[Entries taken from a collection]

____________________

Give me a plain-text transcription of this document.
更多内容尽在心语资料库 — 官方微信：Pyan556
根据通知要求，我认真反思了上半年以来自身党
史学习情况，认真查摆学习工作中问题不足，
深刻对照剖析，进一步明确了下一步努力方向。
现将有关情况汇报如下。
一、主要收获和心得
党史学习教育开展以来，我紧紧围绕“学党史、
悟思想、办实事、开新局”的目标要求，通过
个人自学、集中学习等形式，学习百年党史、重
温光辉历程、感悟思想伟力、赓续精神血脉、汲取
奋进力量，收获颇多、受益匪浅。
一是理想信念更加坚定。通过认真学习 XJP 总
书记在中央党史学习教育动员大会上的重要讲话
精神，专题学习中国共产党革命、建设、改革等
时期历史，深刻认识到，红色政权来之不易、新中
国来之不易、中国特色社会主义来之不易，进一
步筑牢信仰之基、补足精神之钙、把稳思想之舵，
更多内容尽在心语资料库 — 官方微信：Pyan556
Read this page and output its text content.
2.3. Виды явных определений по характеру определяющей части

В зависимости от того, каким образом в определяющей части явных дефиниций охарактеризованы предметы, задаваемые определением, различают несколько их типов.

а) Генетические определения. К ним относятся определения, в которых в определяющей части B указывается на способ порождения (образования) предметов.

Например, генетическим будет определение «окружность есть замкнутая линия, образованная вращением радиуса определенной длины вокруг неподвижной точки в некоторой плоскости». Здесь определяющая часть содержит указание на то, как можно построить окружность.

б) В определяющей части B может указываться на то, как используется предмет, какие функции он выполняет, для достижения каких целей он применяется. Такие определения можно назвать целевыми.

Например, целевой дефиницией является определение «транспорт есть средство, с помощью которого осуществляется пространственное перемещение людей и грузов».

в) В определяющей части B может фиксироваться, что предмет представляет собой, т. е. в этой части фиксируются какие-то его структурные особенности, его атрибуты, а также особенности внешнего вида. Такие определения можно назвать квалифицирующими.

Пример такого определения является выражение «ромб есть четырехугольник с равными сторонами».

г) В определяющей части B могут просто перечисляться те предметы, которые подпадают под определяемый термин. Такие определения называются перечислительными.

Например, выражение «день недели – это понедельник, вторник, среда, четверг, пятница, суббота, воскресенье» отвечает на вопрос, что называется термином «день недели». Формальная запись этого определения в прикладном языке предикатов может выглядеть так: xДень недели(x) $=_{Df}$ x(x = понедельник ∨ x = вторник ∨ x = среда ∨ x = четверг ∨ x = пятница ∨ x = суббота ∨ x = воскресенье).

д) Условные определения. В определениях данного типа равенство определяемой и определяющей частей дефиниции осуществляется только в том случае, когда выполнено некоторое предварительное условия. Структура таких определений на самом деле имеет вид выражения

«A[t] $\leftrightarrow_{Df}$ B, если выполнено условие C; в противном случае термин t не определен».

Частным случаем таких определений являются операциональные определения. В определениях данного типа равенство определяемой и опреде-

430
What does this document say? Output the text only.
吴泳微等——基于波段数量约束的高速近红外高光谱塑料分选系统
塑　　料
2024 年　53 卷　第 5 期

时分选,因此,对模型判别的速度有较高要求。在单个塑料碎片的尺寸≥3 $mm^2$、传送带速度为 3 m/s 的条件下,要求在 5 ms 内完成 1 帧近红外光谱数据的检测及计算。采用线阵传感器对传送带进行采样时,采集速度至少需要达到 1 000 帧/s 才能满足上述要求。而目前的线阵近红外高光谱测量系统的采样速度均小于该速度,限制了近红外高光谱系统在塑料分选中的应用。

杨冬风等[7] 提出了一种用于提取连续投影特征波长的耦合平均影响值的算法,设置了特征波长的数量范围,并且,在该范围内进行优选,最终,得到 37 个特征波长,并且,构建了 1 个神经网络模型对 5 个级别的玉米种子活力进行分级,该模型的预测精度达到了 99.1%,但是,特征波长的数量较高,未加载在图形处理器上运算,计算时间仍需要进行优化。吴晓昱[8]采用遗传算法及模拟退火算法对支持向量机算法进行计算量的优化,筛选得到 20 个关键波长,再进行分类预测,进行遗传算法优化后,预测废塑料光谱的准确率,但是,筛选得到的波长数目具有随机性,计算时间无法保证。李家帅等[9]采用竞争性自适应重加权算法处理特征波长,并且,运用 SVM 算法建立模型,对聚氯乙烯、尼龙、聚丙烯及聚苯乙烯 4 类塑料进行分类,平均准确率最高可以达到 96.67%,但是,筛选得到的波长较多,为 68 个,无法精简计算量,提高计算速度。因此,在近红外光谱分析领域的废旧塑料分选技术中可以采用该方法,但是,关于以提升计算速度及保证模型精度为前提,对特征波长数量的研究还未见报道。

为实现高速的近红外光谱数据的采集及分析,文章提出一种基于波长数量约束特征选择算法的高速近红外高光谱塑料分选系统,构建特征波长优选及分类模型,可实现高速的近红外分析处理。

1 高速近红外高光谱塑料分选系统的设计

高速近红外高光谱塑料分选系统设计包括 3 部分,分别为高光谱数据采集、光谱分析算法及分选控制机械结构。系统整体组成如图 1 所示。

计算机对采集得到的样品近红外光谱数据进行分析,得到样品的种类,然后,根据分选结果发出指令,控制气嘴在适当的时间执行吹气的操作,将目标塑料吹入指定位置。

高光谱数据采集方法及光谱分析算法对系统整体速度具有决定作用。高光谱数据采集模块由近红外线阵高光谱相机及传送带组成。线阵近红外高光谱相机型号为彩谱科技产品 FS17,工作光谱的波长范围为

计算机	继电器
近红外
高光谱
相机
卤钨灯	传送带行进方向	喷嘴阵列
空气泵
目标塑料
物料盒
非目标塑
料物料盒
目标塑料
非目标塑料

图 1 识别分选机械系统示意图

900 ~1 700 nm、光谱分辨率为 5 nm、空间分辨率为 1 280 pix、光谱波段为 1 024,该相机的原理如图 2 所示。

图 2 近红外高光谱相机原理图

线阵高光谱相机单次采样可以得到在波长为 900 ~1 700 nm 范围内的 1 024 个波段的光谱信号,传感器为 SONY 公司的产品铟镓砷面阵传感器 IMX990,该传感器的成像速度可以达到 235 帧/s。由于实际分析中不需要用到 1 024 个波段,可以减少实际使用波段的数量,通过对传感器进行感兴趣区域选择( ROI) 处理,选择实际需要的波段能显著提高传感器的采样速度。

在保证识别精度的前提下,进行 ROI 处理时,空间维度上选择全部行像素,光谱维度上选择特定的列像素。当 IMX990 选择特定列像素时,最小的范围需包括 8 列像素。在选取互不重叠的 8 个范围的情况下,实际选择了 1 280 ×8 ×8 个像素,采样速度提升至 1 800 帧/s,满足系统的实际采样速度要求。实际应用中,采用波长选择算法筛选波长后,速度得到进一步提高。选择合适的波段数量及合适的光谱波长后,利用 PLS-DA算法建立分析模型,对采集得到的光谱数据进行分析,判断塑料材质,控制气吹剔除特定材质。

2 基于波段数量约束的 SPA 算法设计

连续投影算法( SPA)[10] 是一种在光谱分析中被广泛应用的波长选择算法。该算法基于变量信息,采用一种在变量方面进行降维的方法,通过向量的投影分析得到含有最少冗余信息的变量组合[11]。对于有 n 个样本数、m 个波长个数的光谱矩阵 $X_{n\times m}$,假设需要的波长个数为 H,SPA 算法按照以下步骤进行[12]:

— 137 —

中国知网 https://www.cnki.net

____________________

## Exercise task
Quote every line from the line containing "What does this" through the closing line of the listing, including both.

## Solution for this task
What does this document say? Output the text only.
吴泳微等——基于波段数量约束的高速近红外高光谱塑料分选系统
塑　　料
2024 年　53 卷　第 5 期

时分选,因此,对模型判别的速度有较高要求。在单个塑料碎片的尺寸≥3 $mm^2$、传送带速度为 3 m/s 的条件下,要求在 5 ms 内完成 1 帧近红外光谱数据的检测及计算。采用线阵传感器对传送带进行采样时,采集速度至少需要达到 1 000 帧/s 才能满足上述要求。而目前的线阵近红外高光谱测量系统的采样速度均小于该速度,限制了近红外高光谱系统在塑料分选中的应用。

杨冬风等[7] 提出了一种用于提取连续投影特征波长的耦合平均影响值的算法,设置了特征波长的数量范围,并且,在该范围内进行优选,最终,得到 37 个特征波长,并且,构建了 1 个神经网络模型对 5 个级别的玉米种子活力进行分级,该模型的预测精度达到了 99.1%,但是,特征波长的数量较高,未加载在图形处理器上运算,计算时间仍需要进行优化。吴晓昱[8]采用遗传算法及模拟退火算法对支持向量机算法进行计算量的优化,筛选得到 20 个关键波长,再进行分类预测,进行遗传算法优化后,预测废塑料光谱的准确率,但是,筛选得到的波长数目具有随机性,计算时间无法保证。李家帅等[9]采用竞争性自适应重加权算法处理特征波长,并且,运用 SVM 算法建立模型,对聚氯乙烯、尼龙、聚丙烯及聚苯乙烯 4 类塑料进行分类,平均准确率最高可以达到 96.67%,但是,筛选得到的波长较多,为 68 个,无法精简计算量,提高计算速度。因此,在近红外光谱分析领域的废旧塑料分选技术中可以采用该方法,但是,关于以提升计算速度及保证模型精度为前提,对特征波长数量的研究还未见报道。

为实现高速的近红外光谱数据的采集及分析,文章提出一种基于波长数量约束特征选择算法的高速近红外高光谱塑料分选系统,构建特征波长优选及分类模型,可实现高速的近红外分析处理。

1 高速近红外高光谱塑料分选系统的设计

高速近红外高光谱塑料分选系统设计包括 3 部分,分别为高光谱数据采集、光谱分析算法及分选控制机械结构。系统整体组成如图 1 所示。

计算机对采集得到的样品近红外光谱数据进行分析,得到样品的种类,然后,根据分选结果发出指令,控制气嘴在适当的时间执行吹气的操作,将目标塑料吹入指定位置。

高光谱数据采集方法及光谱分析算法对系统整体速度具有决定作用。高光谱数据采集模块由近红外线阵高光谱相机及传送带组成。线阵近红外高光谱相机型号为彩谱科技产品 FS17,工作光谱的波长范围为

计算机	继电器
近红外
高光谱
相机
卤钨灯	传送带行进方向	喷嘴阵列
空气泵
目标塑料
物料盒
非目标塑
料物料盒
目标塑料
非目标塑料

图 1 识别分选机械系统示意图

900 ~1 700 nm、光谱分辨率为 5 nm、空间分辨率为 1 280 pix、光谱波段为 1 024,该相机的原理如图 2 所示。

图 2 近红外高光谱相机原理图

线阵高光谱相机单次采样可以得到在波长为 900 ~1 700 nm 范围内的 1 024 个波段的光谱信号,传感器为 SONY 公司的产品铟镓砷面阵传感器 IMX990,该传感器的成像速度可以达到 235 帧/s。由于实际分析中不需要用到 1 024 个波段,可以减少实际使用波段的数量,通过对传感器进行感兴趣区域选择( ROI) 处理,选择实际需要的波段能显著提高传感器的采样速度。

在保证识别精度的前提下,进行 ROI 处理时,空间维度上选择全部行像素,光谱维度上选择特定的列像素。当 IMX990 选择特定列像素时,最小的范围需包括 8 列像素。在选取互不重叠的 8 个范围的情况下,实际选择了 1 280 ×8 ×8 个像素,采样速度提升至 1 800 帧/s,满足系统的实际采样速度要求。实际应用中,采用波长选择算法筛选波长后,速度得到进一步提高。选择合适的波段数量及合适的光谱波长后,利用 PLS-DA算法建立分析模型,对采集得到的光谱数据进行分析,判断塑料材质,控制气吹剔除特定材质。

2 基于波段数量约束的 SPA 算法设计

连续投影算法( SPA)[10] 是一种在光谱分析中被广泛应用的波长选择算法。该算法基于变量信息,采用一种在变量方面进行降维的方法,通过向量的投影分析得到含有最少冗余信息的变量组合[11]。对于有 n 个样本数、m 个波长个数的光谱矩阵 $X_{n\times m}$,假设需要的波长个数为 H,SPA 算法按照以下步骤进行[12]:

— 137 —

中国知网 https://www.cnki.net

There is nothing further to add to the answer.